§ Exercise brief: Every entry below must appear again, exactly as written.

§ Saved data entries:
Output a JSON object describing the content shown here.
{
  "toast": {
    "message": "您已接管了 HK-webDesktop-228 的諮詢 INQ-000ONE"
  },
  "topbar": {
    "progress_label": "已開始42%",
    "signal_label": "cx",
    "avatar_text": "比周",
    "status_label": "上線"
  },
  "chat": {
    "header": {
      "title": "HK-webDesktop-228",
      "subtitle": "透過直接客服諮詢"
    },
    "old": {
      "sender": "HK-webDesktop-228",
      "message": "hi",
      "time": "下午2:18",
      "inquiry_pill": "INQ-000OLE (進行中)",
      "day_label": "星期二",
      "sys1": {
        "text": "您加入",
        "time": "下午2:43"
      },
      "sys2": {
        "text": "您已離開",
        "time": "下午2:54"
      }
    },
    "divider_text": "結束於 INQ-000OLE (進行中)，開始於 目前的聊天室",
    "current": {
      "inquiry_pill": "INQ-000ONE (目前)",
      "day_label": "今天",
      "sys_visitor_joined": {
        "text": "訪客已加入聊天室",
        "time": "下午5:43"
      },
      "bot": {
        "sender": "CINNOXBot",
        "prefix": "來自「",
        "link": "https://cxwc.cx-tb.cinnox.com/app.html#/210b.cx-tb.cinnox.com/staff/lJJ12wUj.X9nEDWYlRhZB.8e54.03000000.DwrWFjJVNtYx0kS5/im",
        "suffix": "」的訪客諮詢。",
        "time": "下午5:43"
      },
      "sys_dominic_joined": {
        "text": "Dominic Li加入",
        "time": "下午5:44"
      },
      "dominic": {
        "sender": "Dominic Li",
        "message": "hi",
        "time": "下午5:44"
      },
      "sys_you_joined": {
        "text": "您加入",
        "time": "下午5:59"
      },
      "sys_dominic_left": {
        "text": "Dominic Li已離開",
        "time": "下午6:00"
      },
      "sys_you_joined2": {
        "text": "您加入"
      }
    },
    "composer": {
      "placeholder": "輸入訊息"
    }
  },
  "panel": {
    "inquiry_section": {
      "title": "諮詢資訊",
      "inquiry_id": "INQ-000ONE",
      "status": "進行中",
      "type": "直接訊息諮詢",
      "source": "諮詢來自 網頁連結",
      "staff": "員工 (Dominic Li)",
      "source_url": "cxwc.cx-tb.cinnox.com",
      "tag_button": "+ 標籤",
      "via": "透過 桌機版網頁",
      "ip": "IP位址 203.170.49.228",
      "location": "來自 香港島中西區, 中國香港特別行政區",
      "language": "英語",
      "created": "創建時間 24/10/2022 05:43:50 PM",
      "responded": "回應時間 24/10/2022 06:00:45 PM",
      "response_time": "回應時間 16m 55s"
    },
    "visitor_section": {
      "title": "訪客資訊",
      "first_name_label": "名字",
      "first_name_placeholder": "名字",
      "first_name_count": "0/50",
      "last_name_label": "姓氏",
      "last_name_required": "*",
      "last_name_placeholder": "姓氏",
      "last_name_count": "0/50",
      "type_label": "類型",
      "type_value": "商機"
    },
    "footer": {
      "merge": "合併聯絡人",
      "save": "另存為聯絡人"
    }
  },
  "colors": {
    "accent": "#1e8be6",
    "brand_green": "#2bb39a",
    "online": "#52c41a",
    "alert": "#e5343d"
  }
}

§ Solution to the problem:
Output a JSON object describing the content shown here.
{
  "toast": {
    "message": "您已接管了 HK-webDesktop-228 的諮詢 INQ-000ONE"
  },
  "topbar": {
    "progress_label": "已開始42%",
    "signal_label": "cx",
    "avatar_text": "比周",
    "status_label": "上線"
  },
  "chat": {
    "header": {
      "title": "HK-webDesktop-228",
      "subtitle": "透過直接客服諮詢"
    },
    "old": {
      "sender": "HK-webDesktop-228",
      "message": "hi",
      "time": "下午2:18",
      "inquiry_pill": "INQ-000OLE (進行中)",
      "day_label": "星期二",
      "sys1": {
        "text": "您加入",
        "time": "下午2:43"
      },
      "sys2": {
        "text": "您已離開",
        "time": "下午2:54"
      }
    },
    "divider_text": "結束於 INQ-000OLE (進行中)，開始於 目前的聊天室",
    "current": {
      "inquiry_pill": "INQ-000ONE (目前)",
      "day_label": "今天",
      "sys_visitor_joined": {
        "text": "訪客已加入聊天室",
        "time": "下午5:43"
      },
      "bot": {
        "sender": "CINNOXBot",
        "prefix": "來自「",
        "link": "https://cxwc.cx-tb.cinnox.com/app.html#/210b.cx-tb.cinnox.com/staff/lJJ12wUj.X9nEDWYlRhZB.8e54.03000000.DwrWFjJVNtYx0kS5/im",
        "suffix": "」的訪客諮詢。",
        "time": "下午5:43"
      },
      "sys_dominic_joined": {
        "text": "Dominic Li加入",
        "time": "下午5:44"
      },
      "dominic": {
        "sender": "Dominic Li",
        "message": "hi",
        "time": "下午5:44"
      },
      "sys_you_joined": {
        "text": "您加入",
        "time": "下午5:59"
      },
      "sys_dominic_left": {
        "text": "Dominic Li已離開",
        "time": "下午6:00"
      },
      "sys_you_joined2": {
        "text": "您加入"
      }
    },
    "composer": {
      "placeholder": "輸入訊息"
    }
  },
  "panel": {
    "inquiry_section": {
      "title": "諮詢資訊",
      "inquiry_id": "INQ-000ONE",
      "status": "進行中",
      "type": "直接訊息諮詢",
      "source": "諮詢來自 網頁連結",
      "staff": "員工 (Dominic Li)",
      "source_url": "cxwc.cx-tb.cinnox.com",
      "tag_button": "+ 標籤",
      "via": "透過 桌機版網頁",
      "ip": "IP位址 203.170.49.228",
      "location": "來自 香港島中西區, 中國香港特別行政區",
      "language": "英語",
      "created": "創建時間 24/10/2022 05:43:50 PM",
      "responded": "回應時間 24/10/2022 06:00:45 PM",
      "response_time": "回應時間 16m 55s"
    },
    "visitor_section": {
      "title": "訪客資訊",
      "first_name_label": "名字",
      "first_name_placeholder": "名字",
      "first_name_count": "0/50",
      "last_name_label": "姓氏",
      "last_name_required": "*",
      "last_name_placeholder": "姓氏",
      "last_name_count": "0/50",
      "type_label": "類型",
      "type_value": "商機"
    },
    "footer": {
      "merge": "合併聯絡人",
      "save": "另存為聯絡人"
    }
  },
  "colors": {
    "accent": "#1e8be6",
    "brand_green": "#2bb39a",
    "online": "#52c41a",
    "alert": "#e5343d"
  }
}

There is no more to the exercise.